:: 所附节选 ::
二、旋磨开张,三战三捷
为粉碎蒋胡军对陕北的重点进攻,西野在40天内打了3次重要的歼灭战,歼敌1.4万多人。三战三捷沉重地打击了蒋胡军的疯狂气焰,粉碎了蒋胡军企图摧毁中共领导中枢或驱逐中共中央和解放军总部出西北的狂妄计划,鼓舞了全国军民特别是西北军民的斗志和胜利信心,为完全粉碎蒋胡军的进攻奠定了基础。
(一)声西击东,青化砭伏击告捷
在撤离延安的时候,毛泽东和彭德怀等领导人就分析了志大才疏的胡宗南的心理,料定胡宗南攻下延安后必然异常骄傲,急于寻找共军主力决战。并判断胡宗南可能会认为中共中央领导人及其主力部队因惧怕其汽车追赶而不敢朝东北方向沿咸榆公路撤退,而会骑马朝西北方向的安塞一带退走。基于这种判断,毛泽东、周恩来等乃乘车大体沿咸榆公路朝东北方向撤退,与在延安保卫战之前就已疏散到瓦窑堡附近办公的刘少奇、朱德、任弼时等中央机关前梯队会合;彭德怀则率西北野战军主力荫蔽集结于延安东北方向,待机歼敌;而以一个营伪装成西野主力在延安西北方向与胡军保持接触,引诱胡军向安塞方向深入,以掩护中央机关和主力部队安全转移。
果如所料,3月19日,胡宗南军队一占领延安,即得意洋洋地同时着手办三件事:(一)向蒋介石报功:“国军已光复延安”,叫嚷“中共已成流寇”,“共军不堪一击”。(二)命令其部队尽快寻找“共军主力决战”。他估计共军会畏惧其汽车追赶而向延安西北的安塞一带退走,乃命令整编第1军军长董钊和整编第29军军长刘戡率领主力部队向延安西北推进,以寻求与共军主力决战;同时向延安东北侧翼派一部分兵力以保障推进之主力部队的安全。(三)为胡本人筹办婚事(胡曾发誓不占领延安不结婚)。

:: 书面任务 ::
请将三战三捷这段文字从“果如所料,3月19日,胡宗南”起、至“胡曾发誓不占领延安不结婚)。”止的部分重写一遍,并把其中的“得意洋洋”换成“洋洋自得”。

[存储数据]
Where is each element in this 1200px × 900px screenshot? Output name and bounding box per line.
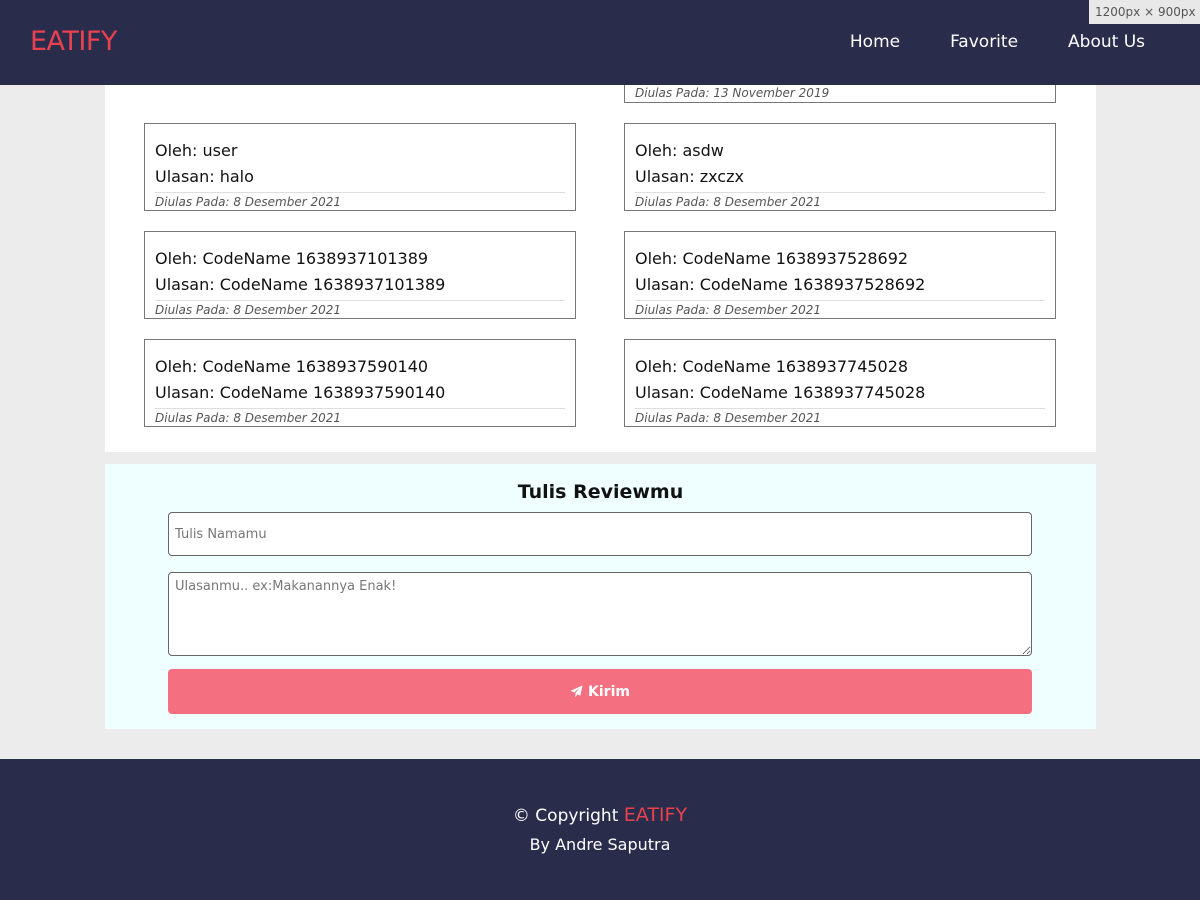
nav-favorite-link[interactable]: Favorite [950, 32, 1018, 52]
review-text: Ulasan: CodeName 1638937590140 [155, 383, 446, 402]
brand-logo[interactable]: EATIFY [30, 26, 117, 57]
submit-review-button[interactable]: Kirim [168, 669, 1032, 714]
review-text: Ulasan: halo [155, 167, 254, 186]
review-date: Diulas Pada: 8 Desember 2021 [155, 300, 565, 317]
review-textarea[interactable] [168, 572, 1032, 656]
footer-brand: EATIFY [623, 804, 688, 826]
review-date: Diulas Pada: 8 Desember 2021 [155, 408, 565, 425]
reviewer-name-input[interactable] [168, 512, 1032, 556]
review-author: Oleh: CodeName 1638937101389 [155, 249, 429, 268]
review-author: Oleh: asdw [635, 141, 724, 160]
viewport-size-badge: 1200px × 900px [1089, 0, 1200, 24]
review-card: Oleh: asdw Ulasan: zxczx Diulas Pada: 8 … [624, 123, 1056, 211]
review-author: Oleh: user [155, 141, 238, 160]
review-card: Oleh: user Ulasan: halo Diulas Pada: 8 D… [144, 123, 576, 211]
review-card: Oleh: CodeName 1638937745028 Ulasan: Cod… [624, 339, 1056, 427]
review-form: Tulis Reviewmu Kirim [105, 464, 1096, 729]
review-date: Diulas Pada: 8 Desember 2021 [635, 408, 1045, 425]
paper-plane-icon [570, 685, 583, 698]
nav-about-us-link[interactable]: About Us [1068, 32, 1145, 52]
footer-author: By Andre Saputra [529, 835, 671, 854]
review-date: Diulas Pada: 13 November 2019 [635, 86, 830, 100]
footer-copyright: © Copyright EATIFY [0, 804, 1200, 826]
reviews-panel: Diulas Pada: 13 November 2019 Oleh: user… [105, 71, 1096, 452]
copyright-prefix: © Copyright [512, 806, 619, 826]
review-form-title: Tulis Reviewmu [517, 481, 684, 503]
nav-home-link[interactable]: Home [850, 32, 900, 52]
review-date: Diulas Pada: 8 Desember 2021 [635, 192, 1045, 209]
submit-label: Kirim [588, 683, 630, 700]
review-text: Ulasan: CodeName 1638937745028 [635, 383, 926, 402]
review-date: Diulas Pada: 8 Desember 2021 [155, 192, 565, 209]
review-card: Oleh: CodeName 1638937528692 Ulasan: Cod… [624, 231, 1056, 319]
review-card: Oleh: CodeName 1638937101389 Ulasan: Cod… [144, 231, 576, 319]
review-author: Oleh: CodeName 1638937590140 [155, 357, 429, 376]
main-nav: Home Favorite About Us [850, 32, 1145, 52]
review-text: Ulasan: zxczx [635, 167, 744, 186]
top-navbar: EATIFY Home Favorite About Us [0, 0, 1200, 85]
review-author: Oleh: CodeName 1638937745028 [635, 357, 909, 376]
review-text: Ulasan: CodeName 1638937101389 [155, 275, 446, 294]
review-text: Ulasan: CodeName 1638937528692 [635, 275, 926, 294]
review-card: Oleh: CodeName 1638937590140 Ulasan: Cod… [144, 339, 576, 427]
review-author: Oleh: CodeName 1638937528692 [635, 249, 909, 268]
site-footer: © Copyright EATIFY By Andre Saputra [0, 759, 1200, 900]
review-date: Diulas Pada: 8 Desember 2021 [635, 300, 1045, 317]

...

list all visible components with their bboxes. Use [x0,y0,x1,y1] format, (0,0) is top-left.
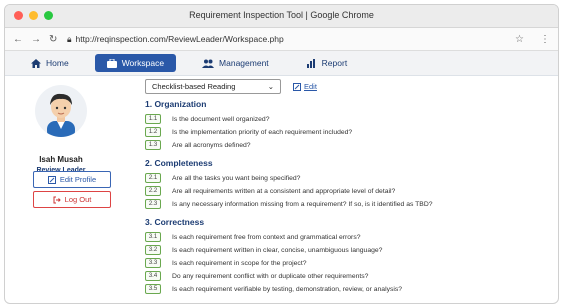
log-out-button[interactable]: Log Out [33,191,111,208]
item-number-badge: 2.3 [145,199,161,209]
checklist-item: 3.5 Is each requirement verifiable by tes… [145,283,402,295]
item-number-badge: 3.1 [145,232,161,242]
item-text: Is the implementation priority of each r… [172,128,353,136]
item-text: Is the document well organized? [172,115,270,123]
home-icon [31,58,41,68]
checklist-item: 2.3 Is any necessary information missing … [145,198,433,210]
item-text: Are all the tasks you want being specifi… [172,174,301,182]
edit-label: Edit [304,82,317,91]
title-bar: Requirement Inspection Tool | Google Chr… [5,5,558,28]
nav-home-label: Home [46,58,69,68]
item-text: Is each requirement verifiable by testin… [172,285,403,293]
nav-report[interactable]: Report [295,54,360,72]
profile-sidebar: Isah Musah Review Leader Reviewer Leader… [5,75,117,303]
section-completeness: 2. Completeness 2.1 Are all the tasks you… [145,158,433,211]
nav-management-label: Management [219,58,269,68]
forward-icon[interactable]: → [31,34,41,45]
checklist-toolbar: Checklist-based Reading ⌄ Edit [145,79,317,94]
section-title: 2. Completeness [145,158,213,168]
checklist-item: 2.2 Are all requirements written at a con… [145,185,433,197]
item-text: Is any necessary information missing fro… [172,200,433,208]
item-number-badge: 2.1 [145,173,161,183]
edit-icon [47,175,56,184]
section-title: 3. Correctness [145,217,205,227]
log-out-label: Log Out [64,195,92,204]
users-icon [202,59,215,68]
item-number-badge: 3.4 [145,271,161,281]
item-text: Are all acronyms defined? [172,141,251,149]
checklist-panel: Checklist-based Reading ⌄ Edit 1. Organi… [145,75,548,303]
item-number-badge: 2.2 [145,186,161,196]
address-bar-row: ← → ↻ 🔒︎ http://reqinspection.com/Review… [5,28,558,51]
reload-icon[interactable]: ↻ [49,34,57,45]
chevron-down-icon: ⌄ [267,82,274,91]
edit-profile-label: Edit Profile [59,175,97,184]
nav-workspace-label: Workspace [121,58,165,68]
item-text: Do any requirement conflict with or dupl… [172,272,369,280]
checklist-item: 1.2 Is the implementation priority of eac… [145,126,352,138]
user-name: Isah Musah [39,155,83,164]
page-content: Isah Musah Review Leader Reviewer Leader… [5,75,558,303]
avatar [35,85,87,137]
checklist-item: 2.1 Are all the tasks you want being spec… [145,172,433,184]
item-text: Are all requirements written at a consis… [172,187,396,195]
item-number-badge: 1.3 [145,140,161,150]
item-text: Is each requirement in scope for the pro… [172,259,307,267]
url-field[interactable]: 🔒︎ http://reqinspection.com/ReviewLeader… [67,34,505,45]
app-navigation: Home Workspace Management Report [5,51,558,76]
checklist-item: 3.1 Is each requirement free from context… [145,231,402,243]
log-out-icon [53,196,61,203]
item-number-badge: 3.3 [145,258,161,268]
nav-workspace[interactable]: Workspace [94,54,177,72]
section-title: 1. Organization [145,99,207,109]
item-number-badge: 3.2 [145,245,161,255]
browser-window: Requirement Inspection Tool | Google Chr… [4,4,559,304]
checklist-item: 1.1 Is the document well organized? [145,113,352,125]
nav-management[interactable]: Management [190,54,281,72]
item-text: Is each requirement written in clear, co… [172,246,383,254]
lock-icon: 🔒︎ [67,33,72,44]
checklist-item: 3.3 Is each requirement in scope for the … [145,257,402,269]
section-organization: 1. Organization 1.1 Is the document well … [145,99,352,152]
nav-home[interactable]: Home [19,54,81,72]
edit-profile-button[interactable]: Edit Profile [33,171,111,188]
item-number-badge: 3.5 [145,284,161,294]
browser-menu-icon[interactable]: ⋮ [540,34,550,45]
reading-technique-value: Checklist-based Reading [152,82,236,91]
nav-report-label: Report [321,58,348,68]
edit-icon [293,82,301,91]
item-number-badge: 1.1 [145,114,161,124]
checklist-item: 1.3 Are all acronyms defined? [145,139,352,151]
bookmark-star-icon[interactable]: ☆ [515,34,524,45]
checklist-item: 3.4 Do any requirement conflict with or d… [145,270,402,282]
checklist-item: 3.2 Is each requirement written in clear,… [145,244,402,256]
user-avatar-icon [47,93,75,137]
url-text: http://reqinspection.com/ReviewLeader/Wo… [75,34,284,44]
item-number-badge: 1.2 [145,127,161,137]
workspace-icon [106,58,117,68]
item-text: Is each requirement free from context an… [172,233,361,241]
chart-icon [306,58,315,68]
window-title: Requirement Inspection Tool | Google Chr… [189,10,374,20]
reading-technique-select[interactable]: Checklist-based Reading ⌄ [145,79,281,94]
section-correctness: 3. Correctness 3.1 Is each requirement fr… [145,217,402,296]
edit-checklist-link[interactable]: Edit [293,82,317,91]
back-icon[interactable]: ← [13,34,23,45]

:: 任务结果 ::
果如所料,3月19日,胡宗南军队一占领延安,即洋洋自得地同时着手办三件事:(一)向蒋介石报功:“国军已光复延安”,叫嚷“中共已成流寇”,“共军不堪一击”。(二)命令其部队尽快寻找“共军主力决战”。他估计共军会畏惧其汽车追赶而向延安西北的安塞一带退走,乃命令整编第1军军长董钊和整编第29军军长刘戡率领主力部队向延安西北推进,以寻求与共军主力决战;同时向延安东北侧翼派一部分兵力以保障推进之主力部队的安全。(三)为胡本人筹办婚事(胡曾发誓不占领延安不结婚)。